Output all of the entries exactly as written.
## start Source records
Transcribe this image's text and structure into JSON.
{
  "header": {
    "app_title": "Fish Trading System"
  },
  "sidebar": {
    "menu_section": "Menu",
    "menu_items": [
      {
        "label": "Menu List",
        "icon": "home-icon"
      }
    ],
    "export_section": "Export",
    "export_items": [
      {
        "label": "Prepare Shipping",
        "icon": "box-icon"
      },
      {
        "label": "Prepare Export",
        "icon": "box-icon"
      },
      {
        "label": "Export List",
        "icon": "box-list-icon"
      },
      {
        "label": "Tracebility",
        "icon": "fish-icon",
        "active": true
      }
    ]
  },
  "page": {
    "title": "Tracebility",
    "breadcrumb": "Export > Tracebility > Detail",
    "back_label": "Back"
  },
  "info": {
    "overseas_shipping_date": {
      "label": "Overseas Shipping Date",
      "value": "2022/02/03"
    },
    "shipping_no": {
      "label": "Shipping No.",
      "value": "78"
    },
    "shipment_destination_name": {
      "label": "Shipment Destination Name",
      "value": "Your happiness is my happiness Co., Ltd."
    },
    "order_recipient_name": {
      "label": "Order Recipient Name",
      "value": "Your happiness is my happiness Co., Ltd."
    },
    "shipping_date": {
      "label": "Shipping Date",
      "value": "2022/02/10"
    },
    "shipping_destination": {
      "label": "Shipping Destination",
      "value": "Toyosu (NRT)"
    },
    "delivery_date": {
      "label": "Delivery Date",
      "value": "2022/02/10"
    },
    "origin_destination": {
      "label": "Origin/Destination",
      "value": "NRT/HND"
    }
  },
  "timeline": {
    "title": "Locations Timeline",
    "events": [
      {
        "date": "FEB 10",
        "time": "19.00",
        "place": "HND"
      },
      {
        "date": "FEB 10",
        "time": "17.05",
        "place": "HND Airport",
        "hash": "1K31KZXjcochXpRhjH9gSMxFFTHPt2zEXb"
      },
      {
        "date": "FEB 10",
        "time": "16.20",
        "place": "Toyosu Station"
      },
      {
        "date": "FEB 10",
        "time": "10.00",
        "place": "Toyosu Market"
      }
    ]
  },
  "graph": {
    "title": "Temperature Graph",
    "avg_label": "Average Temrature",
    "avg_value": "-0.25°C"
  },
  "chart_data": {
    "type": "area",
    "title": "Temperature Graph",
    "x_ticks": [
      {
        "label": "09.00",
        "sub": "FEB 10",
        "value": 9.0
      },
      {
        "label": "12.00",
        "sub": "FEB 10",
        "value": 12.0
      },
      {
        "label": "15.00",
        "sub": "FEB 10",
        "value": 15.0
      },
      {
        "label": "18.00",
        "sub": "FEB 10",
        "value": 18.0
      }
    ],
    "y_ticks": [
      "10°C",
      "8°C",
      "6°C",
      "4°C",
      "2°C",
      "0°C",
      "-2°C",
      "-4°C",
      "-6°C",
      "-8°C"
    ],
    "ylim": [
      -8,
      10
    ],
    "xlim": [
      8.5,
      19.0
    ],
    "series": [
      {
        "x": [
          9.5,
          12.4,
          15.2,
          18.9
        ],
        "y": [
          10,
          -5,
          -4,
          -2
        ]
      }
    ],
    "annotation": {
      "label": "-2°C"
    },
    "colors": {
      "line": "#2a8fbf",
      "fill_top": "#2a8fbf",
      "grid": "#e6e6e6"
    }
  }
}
## end Source records
Exercise answer.
Transcribe this image's text and structure into JSON.
{
  "header": {
    "app_title": "Fish Trading System"
  },
  "sidebar": {
    "menu_section": "Menu",
    "menu_items": [
      {
        "label": "Menu List",
        "icon": "home-icon"
      }
    ],
    "export_section": "Export",
    "export_items": [
      {
        "label": "Prepare Shipping",
        "icon": "box-icon"
      },
      {
        "label": "Prepare Export",
        "icon": "box-icon"
      },
      {
        "label": "Export List",
        "icon": "box-list-icon"
      },
      {
        "label": "Tracebility",
        "icon": "fish-icon",
        "active": true
      }
    ]
  },
  "page": {
    "title": "Tracebility",
    "breadcrumb": "Export > Tracebility > Detail",
    "back_label": "Back"
  },
  "info": {
    "overseas_shipping_date": {
      "label": "Overseas Shipping Date",
      "value": "2022/02/03"
    },
    "shipping_no": {
      "label": "Shipping No.",
      "value": "78"
    },
    "shipment_destination_name": {
      "label": "Shipment Destination Name",
      "value": "Your happiness is my happiness Co., Ltd."
    },
    "order_recipient_name": {
      "label": "Order Recipient Name",
      "value": "Your happiness is my happiness Co., Ltd."
    },
    "shipping_date": {
      "label": "Shipping Date",
      "value": "2022/02/10"
    },
    "shipping_destination": {
      "label": "Shipping Destination",
      "value": "Toyosu (NRT)"
    },
    "delivery_date": {
      "label": "Delivery Date",
      "value": "2022/02/10"
    },
    "origin_destination": {
      "label": "Origin/Destination",
      "value": "NRT/HND"
    }
  },
  "timeline": {
    "title": "Locations Timeline",
    "events": [
      {
        "date": "FEB 10",
        "time": "19.00",
        "place": "HND"
      },
      {
        "date": "FEB 10",
        "time": "17.05",
        "place": "HND Airport",
        "hash": "1K31KZXjcochXpRhjH9gSMxFFTHPt2zEXb"
      },
      {
        "date": "FEB 10",
        "time": "16.20",
        "place": "Toyosu Station"
      },
      {
        "date": "FEB 10",
        "time": "10.00",
        "place": "Toyosu Market"
      }
    ]
  },
  "graph": {
    "title": "Temperature Graph",
    "avg_label": "Average Temrature",
    "avg_value": "-0.25°C"
  },
  "chart_data": {
    "type": "area",
    "title": "Temperature Graph",
    "x_ticks": [
      {
        "label": "09.00",
        "sub": "FEB 10",
        "value": 9.0
      },
      {
        "label": "12.00",
        "sub": "FEB 10",
        "value": 12.0
      },
      {
        "label": "15.00",
        "sub": "FEB 10",
        "value": 15.0
      },
      {
        "label": "18.00",
        "sub": "FEB 10",
        "value": 18.0
      }
    ],
    "y_ticks": [
      "10°C",
      "8°C",
      "6°C",
      "4°C",
      "2°C",
      "0°C",
      "-2°C",
      "-4°C",
      "-6°C",
      "-8°C"
    ],
    "ylim": [
      -8,
      10
    ],
    "xlim": [
      8.5,
      19.0
    ],
    "series": [
      {
        "x": [
          9.5,
          12.4,
          15.2,
          18.9
        ],
        "y": [
          10,
          -5,
          -4,
          -2
        ]
      }
    ],
    "annotation": {
      "label": "-2°C"
    },
    "colors": {
      "line": "#2a8fbf",
      "fill_top": "#2a8fbf",
      "grid": "#e6e6e6"
    }
  }
}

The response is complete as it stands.